TO BE DONE: Carry none of the pictures over; set down the material below exactly.

Dataset entries:
** START **

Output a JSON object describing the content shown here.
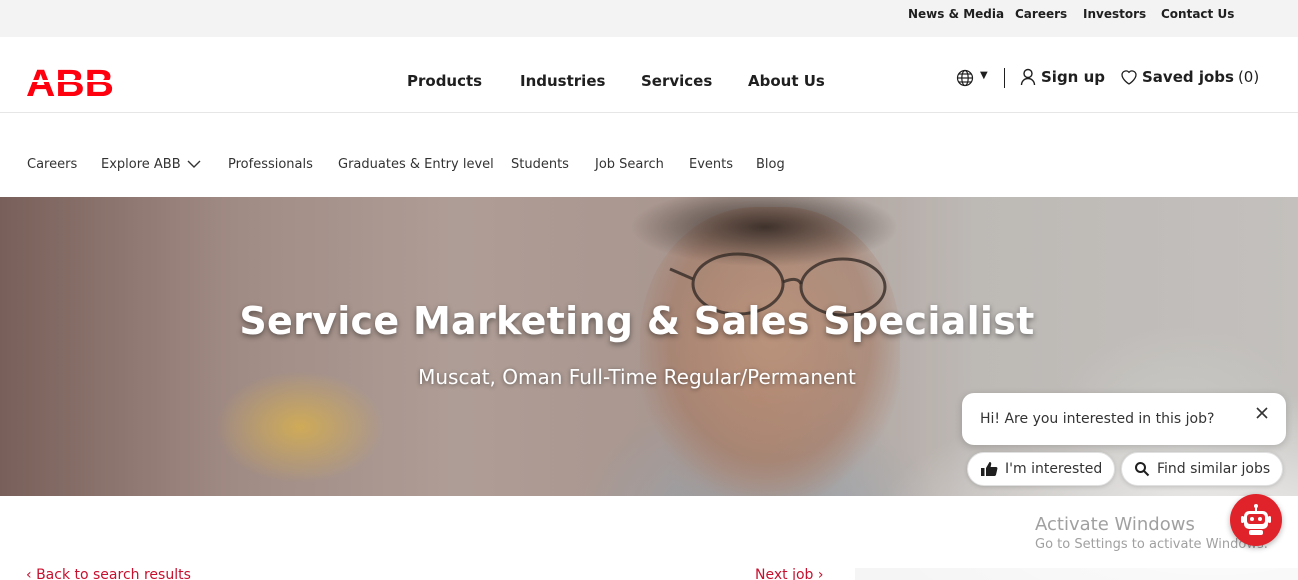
{
  "brand": {
    "logo_text": "ABB",
    "accent_color": "#ff000f"
  },
  "utility_nav": [
    "News & Media",
    "Careers",
    "Investors",
    "Contact Us"
  ],
  "main_nav": [
    "Products",
    "Industries",
    "Services",
    "About Us"
  ],
  "header_actions": {
    "language_icon": "globe-icon",
    "sign_up": "Sign up",
    "saved_jobs_label": "Saved jobs",
    "saved_jobs_count": "(0)"
  },
  "careers_nav": [
    "Careers",
    "Explore ABB",
    "Professionals",
    "Graduates & Entry level",
    "Students",
    "Job Search",
    "Events",
    "Blog"
  ],
  "hero": {
    "title": "Service Marketing & Sales Specialist",
    "meta": "Muscat, Oman Full-Time Regular/Permanent"
  },
  "pagination": {
    "back": "Back to search results",
    "next": "Next job"
  },
  "chat": {
    "message": "Hi! Are you interested in this job?",
    "interested": "I'm interested",
    "find_similar": "Find similar jobs",
    "bot_color": "#e0232a"
  },
  "watermark": {
    "line1": "Activate Windows",
    "line2": "Go to Settings to activate Windows."
  }
}
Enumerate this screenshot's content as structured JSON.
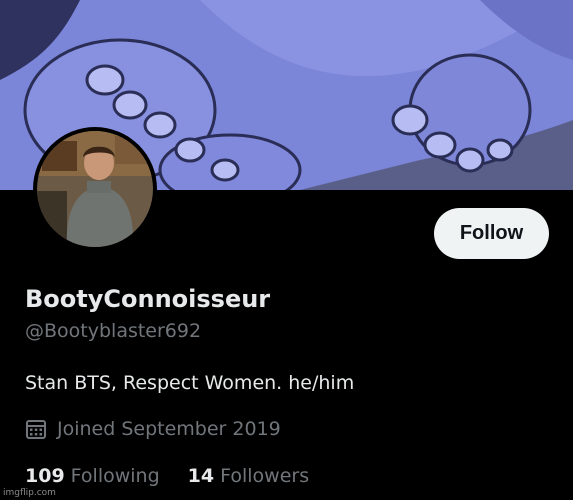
{
  "profile": {
    "display_name": "BootyConnoisseur",
    "handle": "@Bootyblaster692",
    "bio": "Stan BTS, Respect Women. he/him",
    "joined": "Joined September 2019"
  },
  "actions": {
    "follow_label": "Follow"
  },
  "stats": {
    "following_count": "109",
    "following_label": "Following",
    "followers_count": "14",
    "followers_label": "Followers"
  },
  "icons": {
    "calendar": "calendar-icon"
  },
  "colors": {
    "background": "#000000",
    "primary_text": "#e7e9ea",
    "secondary_text": "#71767b",
    "follow_button_bg": "#eff3f4",
    "banner_bg": "#7c86d9"
  },
  "watermark": "imgflip.com"
}
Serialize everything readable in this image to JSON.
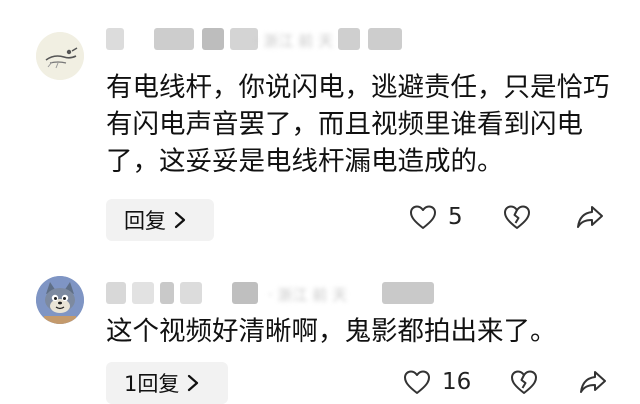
{
  "comments": [
    {
      "text": "有电线杆，你说闪电，逃避责任，只是恰巧有闪电声音罢了，而且视频里谁看到闪电了，这妥妥是电线杆漏电造成的。",
      "reply_label": "回复",
      "likes": "5",
      "meta_hint": "· 浙江 前 天",
      "avatar_icon": "sketch-avatar-icon"
    },
    {
      "text": "这个视频好清晰啊，鬼影都拍出来了。",
      "reply_label": "1回复",
      "likes": "16",
      "meta_hint": "· 浙江 前 天",
      "avatar_icon": "cartoon-cat-avatar-icon"
    }
  ],
  "icons": [
    "heart-icon",
    "broken-heart-icon",
    "share-arrow-icon",
    "chevron-right-icon"
  ],
  "colors": {
    "reply_bg": "#f2f2f2",
    "text": "#111111",
    "icon": "#333333",
    "redaction": "#c9c9c9"
  }
}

** END **

ANSWER:
Output a JSON object describing the content shown here.
{
  "brand": {
    "logo_text": "ABB",
    "accent_color": "#ff000f"
  },
  "utility_nav": [
    "News & Media",
    "Careers",
    "Investors",
    "Contact Us"
  ],
  "main_nav": [
    "Products",
    "Industries",
    "Services",
    "About Us"
  ],
  "header_actions": {
    "language_icon": "globe-icon",
    "sign_up": "Sign up",
    "saved_jobs_label": "Saved jobs",
    "saved_jobs_count": "(0)"
  },
  "careers_nav": [
    "Careers",
    "Explore ABB",
    "Professionals",
    "Graduates & Entry level",
    "Students",
    "Job Search",
    "Events",
    "Blog"
  ],
  "hero": {
    "title": "Service Marketing & Sales Specialist",
    "meta": "Muscat, Oman Full-Time Regular/Permanent"
  },
  "pagination": {
    "back": "Back to search results",
    "next": "Next job"
  },
  "chat": {
    "message": "Hi! Are you interested in this job?",
    "interested": "I'm interested",
    "find_similar": "Find similar jobs",
    "bot_color": "#e0232a"
  },
  "watermark": {
    "line1": "Activate Windows",
    "line2": "Go to Settings to activate Windows."
  }
}
Enumerate this screenshot's content as structured JSON.
{
  "profile": {
    "display_name": "BootyConnoisseur",
    "handle": "@Bootyblaster692",
    "bio": "Stan BTS, Respect Women. he/him",
    "joined": "Joined September 2019"
  },
  "actions": {
    "follow_label": "Follow"
  },
  "stats": {
    "following_count": "109",
    "following_label": "Following",
    "followers_count": "14",
    "followers_label": "Followers"
  },
  "icons": {
    "calendar": "calendar-icon"
  },
  "colors": {
    "background": "#000000",
    "primary_text": "#e7e9ea",
    "secondary_text": "#71767b",
    "follow_button_bg": "#eff3f4",
    "banner_bg": "#7c86d9"
  },
  "watermark": "imgflip.com"
}
Serialize everything readable in this image to JSON.
{
  "comments": [
    {
      "text": "有电线杆，你说闪电，逃避责任，只是恰巧有闪电声音罢了，而且视频里谁看到闪电了，这妥妥是电线杆漏电造成的。",
      "reply_label": "回复",
      "likes": "5",
      "meta_hint": "· 浙江 前 天",
      "avatar_icon": "sketch-avatar-icon"
    },
    {
      "text": "这个视频好清晰啊，鬼影都拍出来了。",
      "reply_label": "1回复",
      "likes": "16",
      "meta_hint": "· 浙江 前 天",
      "avatar_icon": "cartoon-cat-avatar-icon"
    }
  ],
  "icons": [
    "heart-icon",
    "broken-heart-icon",
    "share-arrow-icon",
    "chevron-right-icon"
  ],
  "colors": {
    "reply_bg": "#f2f2f2",
    "text": "#111111",
    "icon": "#333333",
    "redaction": "#c9c9c9"
  }
}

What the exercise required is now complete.